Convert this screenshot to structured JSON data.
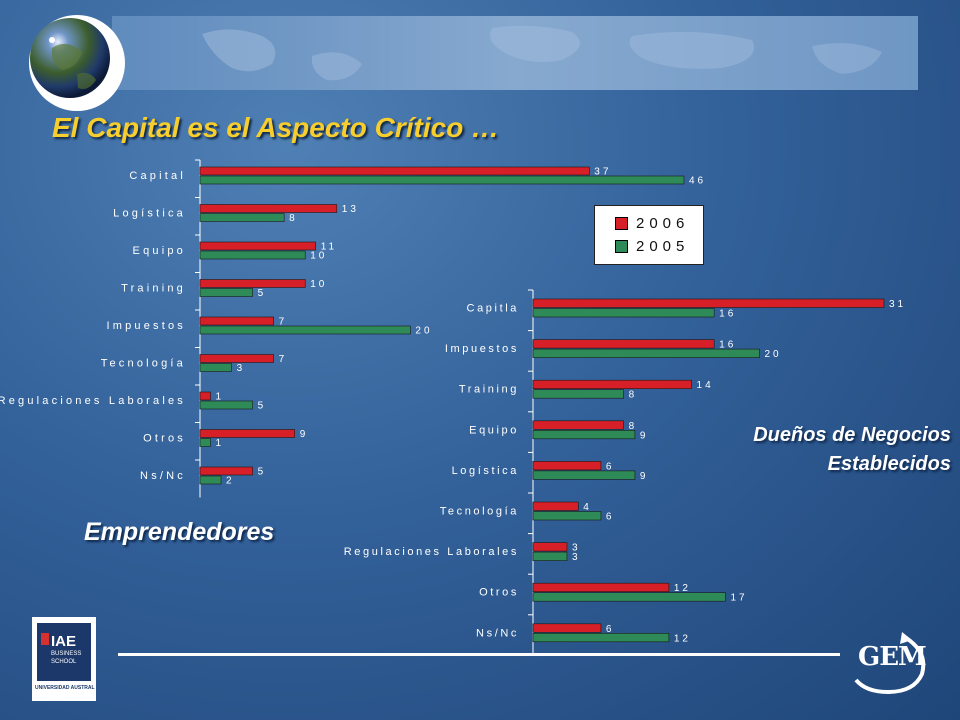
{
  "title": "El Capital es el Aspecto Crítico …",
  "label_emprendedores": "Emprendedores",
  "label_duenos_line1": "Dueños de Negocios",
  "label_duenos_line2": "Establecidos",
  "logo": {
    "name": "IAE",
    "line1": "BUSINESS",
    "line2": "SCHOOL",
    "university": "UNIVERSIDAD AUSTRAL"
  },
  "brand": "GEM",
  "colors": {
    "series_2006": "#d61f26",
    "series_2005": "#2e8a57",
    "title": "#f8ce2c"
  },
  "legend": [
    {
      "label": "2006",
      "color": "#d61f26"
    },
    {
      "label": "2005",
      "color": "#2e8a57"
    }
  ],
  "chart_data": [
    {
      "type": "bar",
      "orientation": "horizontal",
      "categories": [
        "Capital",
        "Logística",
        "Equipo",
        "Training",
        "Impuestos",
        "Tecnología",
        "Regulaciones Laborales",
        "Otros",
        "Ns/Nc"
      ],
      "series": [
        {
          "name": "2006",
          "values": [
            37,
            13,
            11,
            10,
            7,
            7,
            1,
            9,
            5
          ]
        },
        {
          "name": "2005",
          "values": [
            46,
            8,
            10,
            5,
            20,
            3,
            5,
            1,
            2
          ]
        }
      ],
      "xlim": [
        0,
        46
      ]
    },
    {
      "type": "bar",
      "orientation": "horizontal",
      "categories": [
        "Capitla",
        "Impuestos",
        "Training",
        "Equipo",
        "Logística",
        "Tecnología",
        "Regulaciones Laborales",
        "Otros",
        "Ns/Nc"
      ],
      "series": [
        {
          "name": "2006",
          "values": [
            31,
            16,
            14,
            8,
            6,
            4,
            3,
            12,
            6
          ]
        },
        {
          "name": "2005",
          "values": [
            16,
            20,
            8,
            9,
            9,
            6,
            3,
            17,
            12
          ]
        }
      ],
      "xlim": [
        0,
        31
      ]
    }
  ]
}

_ _ _ _

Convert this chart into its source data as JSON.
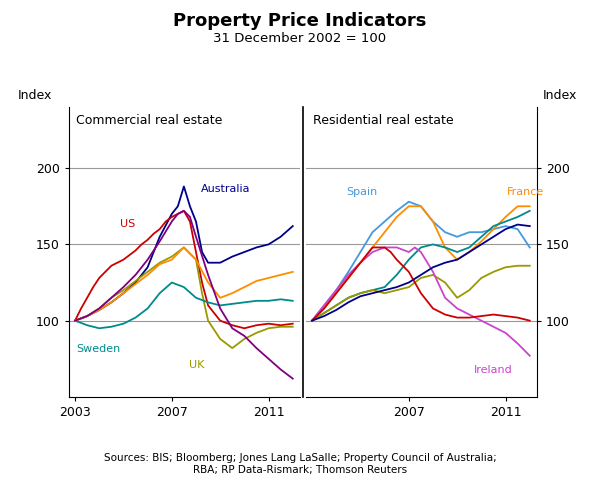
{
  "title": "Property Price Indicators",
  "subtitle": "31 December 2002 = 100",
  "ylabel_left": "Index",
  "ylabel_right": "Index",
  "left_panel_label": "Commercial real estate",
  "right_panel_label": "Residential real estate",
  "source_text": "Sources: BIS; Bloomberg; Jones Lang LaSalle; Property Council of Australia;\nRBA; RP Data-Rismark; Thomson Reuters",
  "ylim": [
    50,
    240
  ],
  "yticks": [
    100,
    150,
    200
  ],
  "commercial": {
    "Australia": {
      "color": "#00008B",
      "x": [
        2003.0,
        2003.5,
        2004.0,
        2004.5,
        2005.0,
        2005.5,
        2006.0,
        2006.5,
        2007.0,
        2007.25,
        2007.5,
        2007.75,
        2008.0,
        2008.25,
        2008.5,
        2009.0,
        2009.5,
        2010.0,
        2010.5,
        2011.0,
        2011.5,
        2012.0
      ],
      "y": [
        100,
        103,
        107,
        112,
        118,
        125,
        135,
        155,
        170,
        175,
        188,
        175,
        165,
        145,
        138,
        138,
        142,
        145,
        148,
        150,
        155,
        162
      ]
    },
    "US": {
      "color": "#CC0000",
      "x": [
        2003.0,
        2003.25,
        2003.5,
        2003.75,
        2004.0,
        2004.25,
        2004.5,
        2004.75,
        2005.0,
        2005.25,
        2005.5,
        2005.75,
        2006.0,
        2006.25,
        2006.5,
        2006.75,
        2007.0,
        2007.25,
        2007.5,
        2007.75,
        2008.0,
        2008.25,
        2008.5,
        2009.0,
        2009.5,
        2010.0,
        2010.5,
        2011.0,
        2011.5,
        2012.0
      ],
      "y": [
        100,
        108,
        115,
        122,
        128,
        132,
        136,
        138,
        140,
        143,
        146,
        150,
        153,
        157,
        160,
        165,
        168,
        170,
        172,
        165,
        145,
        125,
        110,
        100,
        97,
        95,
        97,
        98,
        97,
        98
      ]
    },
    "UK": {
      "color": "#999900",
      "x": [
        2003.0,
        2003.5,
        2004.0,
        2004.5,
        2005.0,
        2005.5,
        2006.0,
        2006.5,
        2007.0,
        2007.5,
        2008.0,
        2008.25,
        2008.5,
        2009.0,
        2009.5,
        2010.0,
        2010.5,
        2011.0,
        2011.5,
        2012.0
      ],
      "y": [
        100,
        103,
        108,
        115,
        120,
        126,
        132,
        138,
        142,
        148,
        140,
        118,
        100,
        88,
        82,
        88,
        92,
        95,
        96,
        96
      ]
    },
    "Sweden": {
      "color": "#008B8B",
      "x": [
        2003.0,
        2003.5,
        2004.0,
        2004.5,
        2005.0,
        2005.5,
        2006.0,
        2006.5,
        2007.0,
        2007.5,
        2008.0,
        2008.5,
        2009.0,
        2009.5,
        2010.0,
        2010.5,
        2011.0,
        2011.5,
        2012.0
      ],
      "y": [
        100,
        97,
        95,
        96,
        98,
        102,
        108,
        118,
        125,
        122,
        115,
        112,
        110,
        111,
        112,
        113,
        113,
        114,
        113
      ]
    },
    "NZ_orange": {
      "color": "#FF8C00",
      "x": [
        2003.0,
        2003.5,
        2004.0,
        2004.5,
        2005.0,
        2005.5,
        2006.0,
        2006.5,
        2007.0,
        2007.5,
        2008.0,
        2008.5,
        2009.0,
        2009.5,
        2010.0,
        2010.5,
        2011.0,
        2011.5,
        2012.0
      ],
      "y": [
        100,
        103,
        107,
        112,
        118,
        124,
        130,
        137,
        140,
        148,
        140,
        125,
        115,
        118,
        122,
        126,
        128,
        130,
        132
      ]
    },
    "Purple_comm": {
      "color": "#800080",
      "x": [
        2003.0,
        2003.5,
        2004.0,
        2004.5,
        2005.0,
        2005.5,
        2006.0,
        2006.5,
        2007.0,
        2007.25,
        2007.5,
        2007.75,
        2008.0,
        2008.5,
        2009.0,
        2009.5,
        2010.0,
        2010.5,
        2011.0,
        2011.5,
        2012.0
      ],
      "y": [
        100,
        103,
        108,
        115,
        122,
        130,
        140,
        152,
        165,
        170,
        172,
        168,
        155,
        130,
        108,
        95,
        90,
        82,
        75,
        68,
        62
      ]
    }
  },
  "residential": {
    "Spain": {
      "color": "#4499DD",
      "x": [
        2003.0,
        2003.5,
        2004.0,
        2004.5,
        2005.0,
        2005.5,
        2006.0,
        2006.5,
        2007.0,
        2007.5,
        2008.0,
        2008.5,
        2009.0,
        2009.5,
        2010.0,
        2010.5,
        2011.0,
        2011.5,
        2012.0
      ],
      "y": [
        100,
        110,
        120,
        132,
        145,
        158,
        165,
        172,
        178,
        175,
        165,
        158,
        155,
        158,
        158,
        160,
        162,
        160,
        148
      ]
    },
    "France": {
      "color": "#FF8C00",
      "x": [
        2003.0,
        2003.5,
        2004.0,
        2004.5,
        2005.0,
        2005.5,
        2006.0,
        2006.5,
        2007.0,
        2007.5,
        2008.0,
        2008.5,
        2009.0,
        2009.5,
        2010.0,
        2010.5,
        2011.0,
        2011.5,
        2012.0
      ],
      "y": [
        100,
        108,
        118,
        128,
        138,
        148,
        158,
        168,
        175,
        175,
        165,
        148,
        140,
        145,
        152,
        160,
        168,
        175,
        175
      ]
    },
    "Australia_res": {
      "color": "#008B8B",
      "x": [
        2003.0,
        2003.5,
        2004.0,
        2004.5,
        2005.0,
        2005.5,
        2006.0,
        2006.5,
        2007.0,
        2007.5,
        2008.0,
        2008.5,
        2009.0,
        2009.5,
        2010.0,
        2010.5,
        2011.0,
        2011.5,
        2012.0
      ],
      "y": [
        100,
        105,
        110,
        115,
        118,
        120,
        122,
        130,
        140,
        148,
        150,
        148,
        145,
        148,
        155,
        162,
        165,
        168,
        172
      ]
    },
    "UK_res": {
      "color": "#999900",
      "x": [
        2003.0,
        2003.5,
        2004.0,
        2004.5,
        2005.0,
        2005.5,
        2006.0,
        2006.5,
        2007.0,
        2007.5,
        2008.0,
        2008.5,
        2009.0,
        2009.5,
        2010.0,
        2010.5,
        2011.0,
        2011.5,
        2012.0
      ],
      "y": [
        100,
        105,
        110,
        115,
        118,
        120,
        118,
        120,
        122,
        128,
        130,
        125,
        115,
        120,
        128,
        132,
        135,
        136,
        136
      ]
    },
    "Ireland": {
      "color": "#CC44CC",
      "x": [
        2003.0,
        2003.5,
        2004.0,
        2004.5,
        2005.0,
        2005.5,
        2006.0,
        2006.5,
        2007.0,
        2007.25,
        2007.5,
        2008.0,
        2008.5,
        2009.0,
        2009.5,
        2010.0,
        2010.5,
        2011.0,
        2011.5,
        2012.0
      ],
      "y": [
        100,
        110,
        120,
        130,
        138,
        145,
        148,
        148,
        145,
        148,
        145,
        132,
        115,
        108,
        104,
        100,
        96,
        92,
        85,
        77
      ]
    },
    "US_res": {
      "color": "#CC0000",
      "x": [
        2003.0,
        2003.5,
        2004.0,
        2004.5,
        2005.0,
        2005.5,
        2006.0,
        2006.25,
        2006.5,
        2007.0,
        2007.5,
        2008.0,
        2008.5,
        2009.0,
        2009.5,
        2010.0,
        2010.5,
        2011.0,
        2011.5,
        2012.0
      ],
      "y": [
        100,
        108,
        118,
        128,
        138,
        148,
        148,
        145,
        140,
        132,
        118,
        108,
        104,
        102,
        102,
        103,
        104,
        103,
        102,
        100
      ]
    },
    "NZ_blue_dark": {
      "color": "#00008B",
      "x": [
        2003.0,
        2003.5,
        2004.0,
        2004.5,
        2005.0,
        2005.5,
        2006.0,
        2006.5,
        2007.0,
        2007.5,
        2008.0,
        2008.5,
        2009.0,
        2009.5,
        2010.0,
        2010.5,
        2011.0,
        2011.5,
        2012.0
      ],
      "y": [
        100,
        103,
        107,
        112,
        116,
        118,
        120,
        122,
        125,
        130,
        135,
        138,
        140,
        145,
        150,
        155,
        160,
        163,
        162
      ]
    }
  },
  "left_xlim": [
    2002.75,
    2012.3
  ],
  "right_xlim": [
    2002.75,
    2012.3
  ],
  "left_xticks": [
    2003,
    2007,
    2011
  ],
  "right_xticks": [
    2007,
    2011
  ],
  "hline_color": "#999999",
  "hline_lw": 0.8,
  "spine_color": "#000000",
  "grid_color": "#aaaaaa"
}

_ _ _ _

■ **WHAT IS NEEDED**
Scan the material above for the word "Capital". Copy each line where it occurs.

■ **FULL RESPONSE**
  "title": "El Capital es el Aspecto Crítico …",
        "Capital",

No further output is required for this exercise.